- _What you should do_: Restate the records below word for word, and omit the images they hold.

- _Items_:
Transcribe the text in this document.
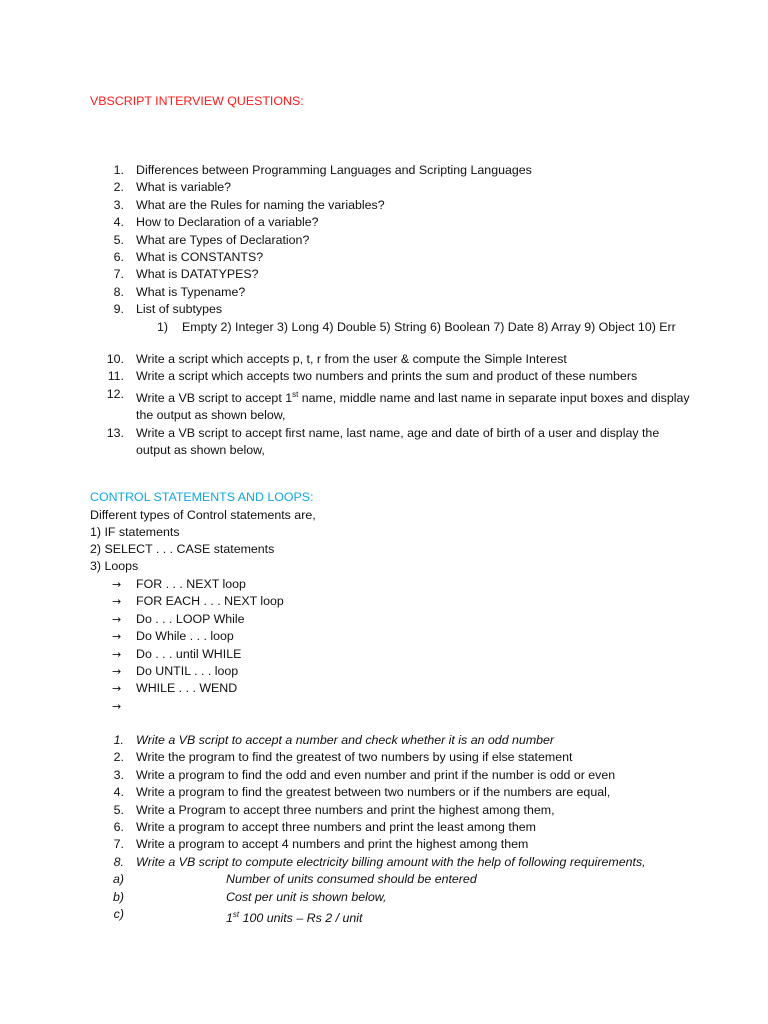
VBSCRIPT INTERVIEW QUESTIONS:
1. Differences between Programming Languages and Scripting Languages
2. What is variable?
3. What are the Rules for naming the variables?
4. How to Declaration of a variable?
5. What are Types of Declaration?
6. What is CONSTANTS?
7. What is DATATYPES?
8. What is Typename?
9. List of subtypes
1) Empty 2) Integer 3) Long 4) Double 5) String 6) Boolean 7) Date 8) Array 9) Object 10) Err
10. Write a script which accepts p, t, r from the user & compute the Simple Interest
11. Write a script which accepts two numbers and prints the sum and product of these numbers
12. Write a VB script to accept 1st name, middle name and last name in separate input boxes and display the output as shown below,
13. Write a VB script to accept first name, last name, age and date of birth of a user and display the output as shown below,
CONTROL STATEMENTS AND LOOPS:
Different types of Control statements are,
1) IF statements
2) SELECT . . . CASE statements
3) Loops
→ FOR . . . NEXT loop
→ FOR EACH . . . NEXT loop
→ Do . . . LOOP While
→ Do While . . . loop
→ Do . . . until WHILE
→ Do UNTIL . . . loop
→ WHILE . . . WEND
→
1. Write a VB script to accept a number and check whether it is an odd number
2. Write the program to find the greatest of two numbers by using if else statement
3. Write a program to find the odd and even number and print if the number is odd or even
4. Write a program to find the greatest between two numbers or if the numbers are equal,
5. Write a Program to accept three numbers and print the highest among them,
6. Write a program to accept three numbers and print the least among them
7. Write a program to accept 4 numbers and print the highest among them
8. Write a VB script to compute electricity billing amount with the help of following requirements,
a)	Number of units consumed should be entered
b)	Cost per unit is shown below,
c)	1st 100 units – Rs 2 / unit
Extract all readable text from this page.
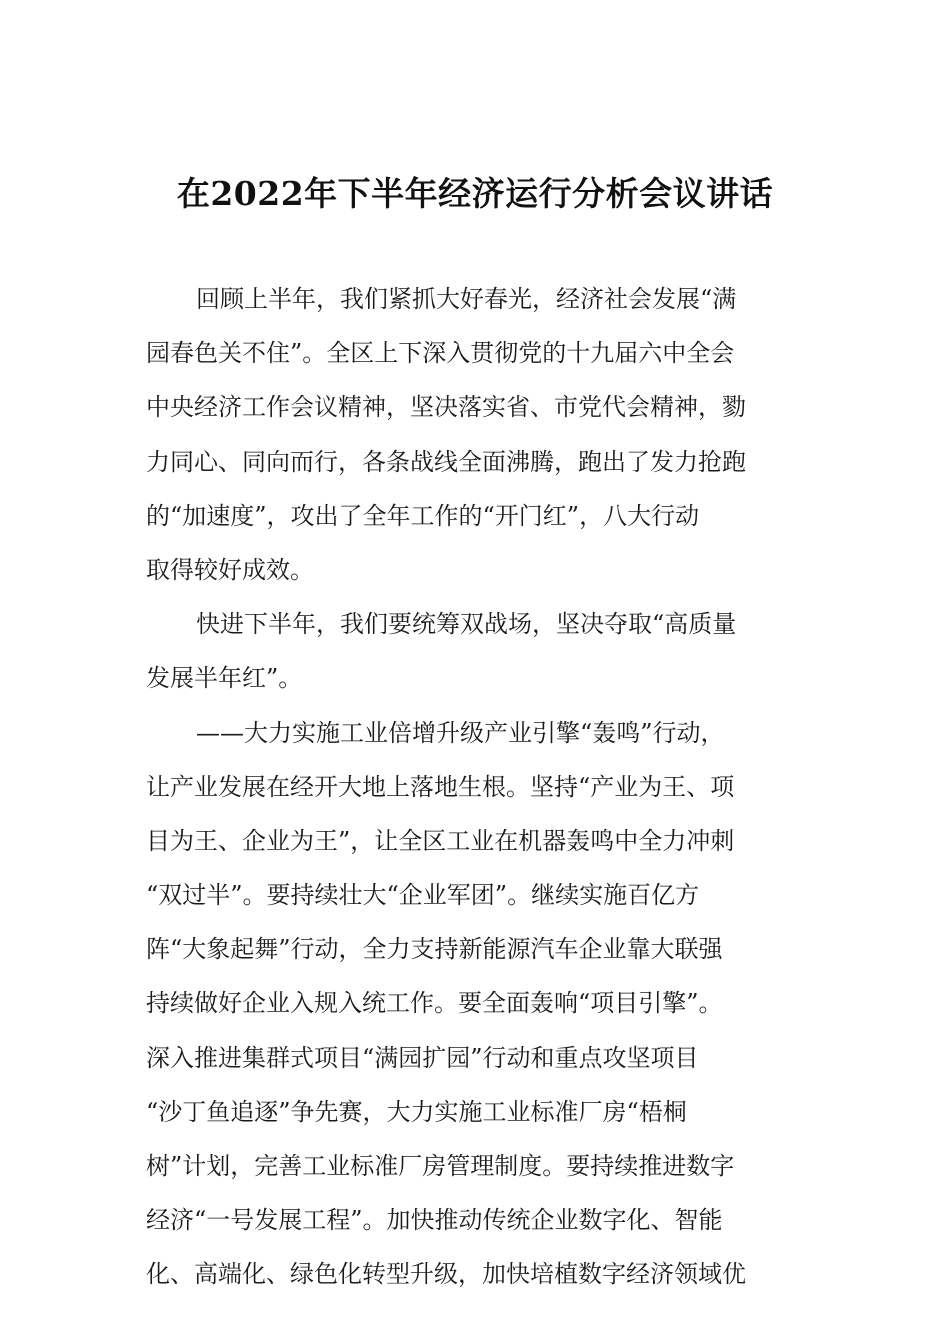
在2022年下半年经济运行分析会议讲话
回顾上半年，我们紧抓大好春光，经济社会发展“满
园春色关不住”。全区上下深入贯彻党的十九届六中全会
中央经济工作会议精神，坚决落实省、市党代会精神，勠
力同心、同向而行，各条战线全面沸腾，跑出了发力抢跑
的“加速度”，攻出了全年工作的“开门红”，八大行动
取得较好成效。
快进下半年，我们要统筹双战场，坚决夺取“高质量
发展半年红”。
——大力实施工业倍增升级产业引擎“轰鸣”行动，
让产业发展在经开大地上落地生根。坚持“产业为王、项
目为王、企业为王”，让全区工业在机器轰鸣中全力冲刺
“双过半”。要持续壮大“企业军团”。继续实施百亿方
阵“大象起舞”行动，全力支持新能源汽车企业靠大联强
持续做好企业入规入统工作。要全面轰响“项目引擎”。
深入推进集群式项目“满园扩园”行动和重点攻坚项目
“沙丁鱼追逐”争先赛，大力实施工业标准厂房“梧桐
树”计划，完善工业标准厂房管理制度。要持续推进数字
经济“一号发展工程”。加快推动传统企业数字化、智能
化、高端化、绿色化转型升级，加快培植数字经济领域优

- _Solution to this exercise_:
Transcribe the text in this document.
VBSCRIPT INTERVIEW QUESTIONS:
1. Differences between Programming Languages and Scripting Languages
2. What is variable?
3. What are the Rules for naming the variables?
4. How to Declaration of a variable?
5. What are Types of Declaration?
6. What is CONSTANTS?
7. What is DATATYPES?
8. What is Typename?
9. List of subtypes
1) Empty 2) Integer 3) Long 4) Double 5) String 6) Boolean 7) Date 8) Array 9) Object 10) Err
10. Write a script which accepts p, t, r from the user & compute the Simple Interest
11. Write a script which accepts two numbers and prints the sum and product of these numbers
12. Write a VB script to accept 1st name, middle name and last name in separate input boxes and display the output as shown below,
13. Write a VB script to accept first name, last name, age and date of birth of a user and display the output as shown below,
CONTROL STATEMENTS AND LOOPS:
Different types of Control statements are,
1) IF statements
2) SELECT . . . CASE statements
3) Loops
→ FOR . . . NEXT loop
→ FOR EACH . . . NEXT loop
→ Do . . . LOOP While
→ Do While . . . loop
→ Do . . . until WHILE
→ Do UNTIL . . . loop
→ WHILE . . . WEND
→
1. Write a VB script to accept a number and check whether it is an odd number
2. Write the program to find the greatest of two numbers by using if else statement
3. Write a program to find the odd and even number and print if the number is odd or even
4. Write a program to find the greatest between two numbers or if the numbers are equal,
5. Write a Program to accept three numbers and print the highest among them,
6. Write a program to accept three numbers and print the least among them
7. Write a program to accept 4 numbers and print the highest among them
8. Write a VB script to compute electricity billing amount with the help of following requirements,
a)	Number of units consumed should be entered
b)	Cost per unit is shown below,
c)	1st 100 units – Rs 2 / unit
Extract all readable text from this page.
在2022年下半年经济运行分析会议讲话
回顾上半年，我们紧抓大好春光，经济社会发展“满
园春色关不住”。全区上下深入贯彻党的十九届六中全会
中央经济工作会议精神，坚决落实省、市党代会精神，勠
力同心、同向而行，各条战线全面沸腾，跑出了发力抢跑
的“加速度”，攻出了全年工作的“开门红”，八大行动
取得较好成效。
快进下半年，我们要统筹双战场，坚决夺取“高质量
发展半年红”。
——大力实施工业倍增升级产业引擎“轰鸣”行动，
让产业发展在经开大地上落地生根。坚持“产业为王、项
目为王、企业为王”，让全区工业在机器轰鸣中全力冲刺
“双过半”。要持续壮大“企业军团”。继续实施百亿方
阵“大象起舞”行动，全力支持新能源汽车企业靠大联强
持续做好企业入规入统工作。要全面轰响“项目引擎”。
深入推进集群式项目“满园扩园”行动和重点攻坚项目
“沙丁鱼追逐”争先赛，大力实施工业标准厂房“梧桐
树”计划，完善工业标准厂房管理制度。要持续推进数字
经济“一号发展工程”。加快推动传统企业数字化、智能
化、高端化、绿色化转型升级，加快培植数字经济领域优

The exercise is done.